== Work required ==
Return the lines of the data below word for word, starting with the line that contains "most 100 elements." and going on through the line that contains "grid-cell [377, 323, 386, 332]", with both of those lines included. Leave the pictures out.
-- begin Records to process --
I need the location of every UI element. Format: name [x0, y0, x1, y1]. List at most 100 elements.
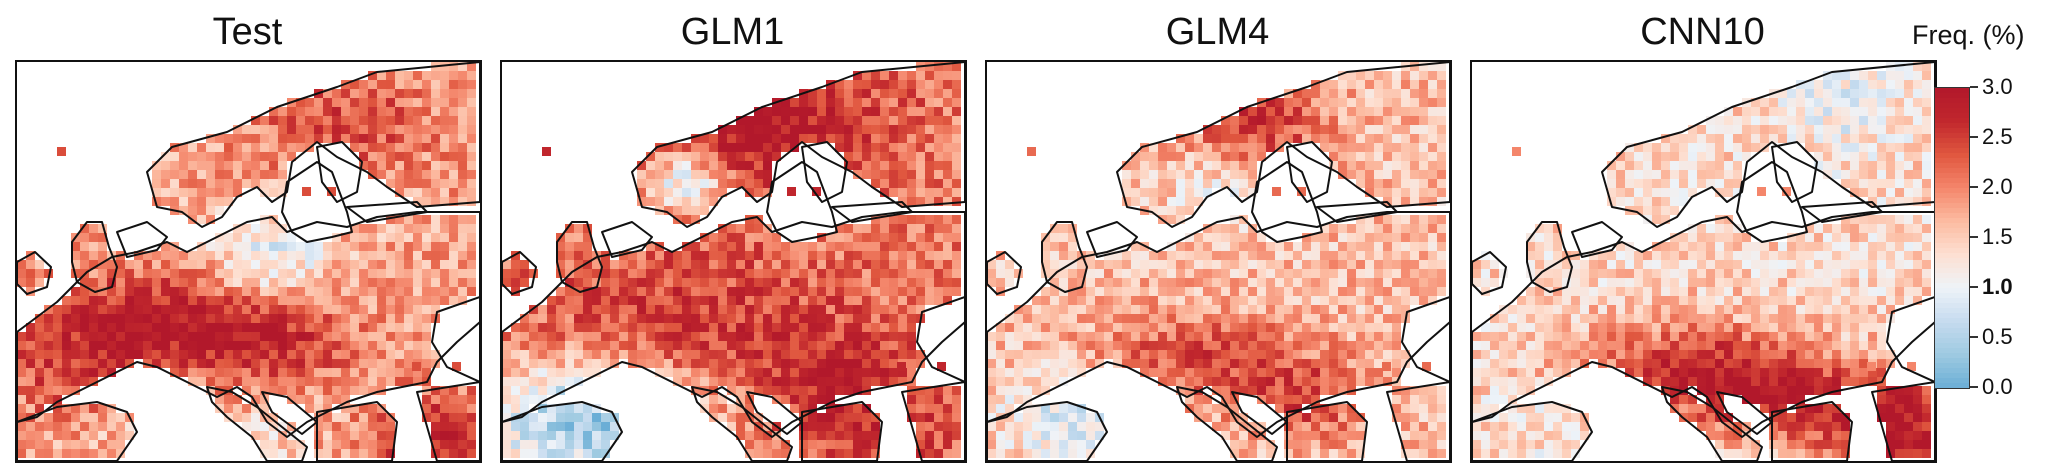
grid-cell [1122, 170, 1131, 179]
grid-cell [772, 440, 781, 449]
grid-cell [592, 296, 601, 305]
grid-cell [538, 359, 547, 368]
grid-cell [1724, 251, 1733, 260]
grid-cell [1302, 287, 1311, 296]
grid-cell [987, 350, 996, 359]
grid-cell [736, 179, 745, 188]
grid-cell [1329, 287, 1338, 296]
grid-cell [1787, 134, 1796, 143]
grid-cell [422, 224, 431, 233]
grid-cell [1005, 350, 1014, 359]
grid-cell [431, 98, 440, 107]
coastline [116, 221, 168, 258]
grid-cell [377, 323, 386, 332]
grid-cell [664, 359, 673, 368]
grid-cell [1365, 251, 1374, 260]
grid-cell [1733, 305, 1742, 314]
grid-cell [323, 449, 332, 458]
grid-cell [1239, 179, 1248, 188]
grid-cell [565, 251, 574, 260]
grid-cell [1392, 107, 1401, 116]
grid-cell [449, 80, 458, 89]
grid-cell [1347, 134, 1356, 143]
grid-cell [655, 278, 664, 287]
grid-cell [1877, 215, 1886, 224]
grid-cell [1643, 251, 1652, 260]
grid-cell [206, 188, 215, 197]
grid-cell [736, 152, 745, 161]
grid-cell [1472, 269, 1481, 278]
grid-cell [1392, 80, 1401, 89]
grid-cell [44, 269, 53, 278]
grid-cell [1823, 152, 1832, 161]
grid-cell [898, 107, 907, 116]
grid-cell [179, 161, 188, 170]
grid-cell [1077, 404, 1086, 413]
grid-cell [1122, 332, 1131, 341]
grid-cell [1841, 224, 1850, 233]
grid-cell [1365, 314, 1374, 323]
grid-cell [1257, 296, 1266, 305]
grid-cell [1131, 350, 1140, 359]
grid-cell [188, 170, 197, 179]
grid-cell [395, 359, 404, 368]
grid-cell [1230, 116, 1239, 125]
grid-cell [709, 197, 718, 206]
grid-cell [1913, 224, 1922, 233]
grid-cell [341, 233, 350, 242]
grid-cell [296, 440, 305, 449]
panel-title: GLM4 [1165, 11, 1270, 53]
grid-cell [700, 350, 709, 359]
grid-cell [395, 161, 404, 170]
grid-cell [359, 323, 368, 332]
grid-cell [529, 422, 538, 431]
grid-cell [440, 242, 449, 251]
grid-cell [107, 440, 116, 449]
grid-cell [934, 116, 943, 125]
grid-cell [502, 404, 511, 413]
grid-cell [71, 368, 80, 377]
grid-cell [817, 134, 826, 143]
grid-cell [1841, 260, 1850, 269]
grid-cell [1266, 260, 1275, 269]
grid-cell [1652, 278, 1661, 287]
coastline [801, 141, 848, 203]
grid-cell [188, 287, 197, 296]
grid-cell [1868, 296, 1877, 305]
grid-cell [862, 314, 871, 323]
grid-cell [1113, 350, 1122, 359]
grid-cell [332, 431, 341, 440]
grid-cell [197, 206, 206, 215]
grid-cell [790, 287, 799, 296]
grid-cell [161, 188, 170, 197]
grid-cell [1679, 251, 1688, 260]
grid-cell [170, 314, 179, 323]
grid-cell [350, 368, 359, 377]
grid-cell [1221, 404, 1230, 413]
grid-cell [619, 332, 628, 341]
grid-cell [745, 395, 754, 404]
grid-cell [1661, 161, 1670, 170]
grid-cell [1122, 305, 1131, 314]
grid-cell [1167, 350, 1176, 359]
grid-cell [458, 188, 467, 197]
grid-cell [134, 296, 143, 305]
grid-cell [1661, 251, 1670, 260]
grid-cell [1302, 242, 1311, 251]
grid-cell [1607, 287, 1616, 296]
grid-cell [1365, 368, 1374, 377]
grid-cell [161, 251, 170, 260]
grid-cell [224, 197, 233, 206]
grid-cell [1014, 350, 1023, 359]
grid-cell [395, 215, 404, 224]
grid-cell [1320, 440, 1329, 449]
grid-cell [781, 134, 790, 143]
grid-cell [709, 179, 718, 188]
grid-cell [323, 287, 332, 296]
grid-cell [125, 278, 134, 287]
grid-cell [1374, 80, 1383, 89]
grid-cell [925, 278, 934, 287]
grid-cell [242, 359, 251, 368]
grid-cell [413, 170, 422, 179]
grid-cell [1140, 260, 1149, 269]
-- end Records to process --
-- begin Records to process --
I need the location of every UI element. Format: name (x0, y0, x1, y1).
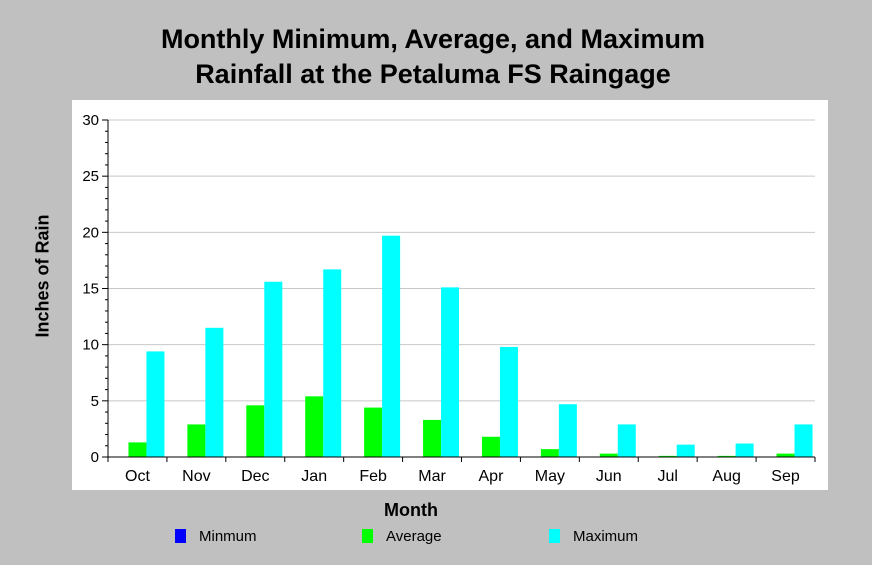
-- end Records to process --
== Final answer ==
I need the location of every UI element. Format: name [x0, y0, x1, y1]. List at most 100 elements.
grid-cell [1122, 170, 1131, 179]
grid-cell [772, 440, 781, 449]
grid-cell [592, 296, 601, 305]
grid-cell [538, 359, 547, 368]
grid-cell [1724, 251, 1733, 260]
grid-cell [1302, 287, 1311, 296]
grid-cell [987, 350, 996, 359]
grid-cell [736, 179, 745, 188]
grid-cell [1329, 287, 1338, 296]
grid-cell [1787, 134, 1796, 143]
grid-cell [422, 224, 431, 233]
grid-cell [1005, 350, 1014, 359]
grid-cell [431, 98, 440, 107]
coastline [116, 221, 168, 258]
grid-cell [377, 323, 386, 332]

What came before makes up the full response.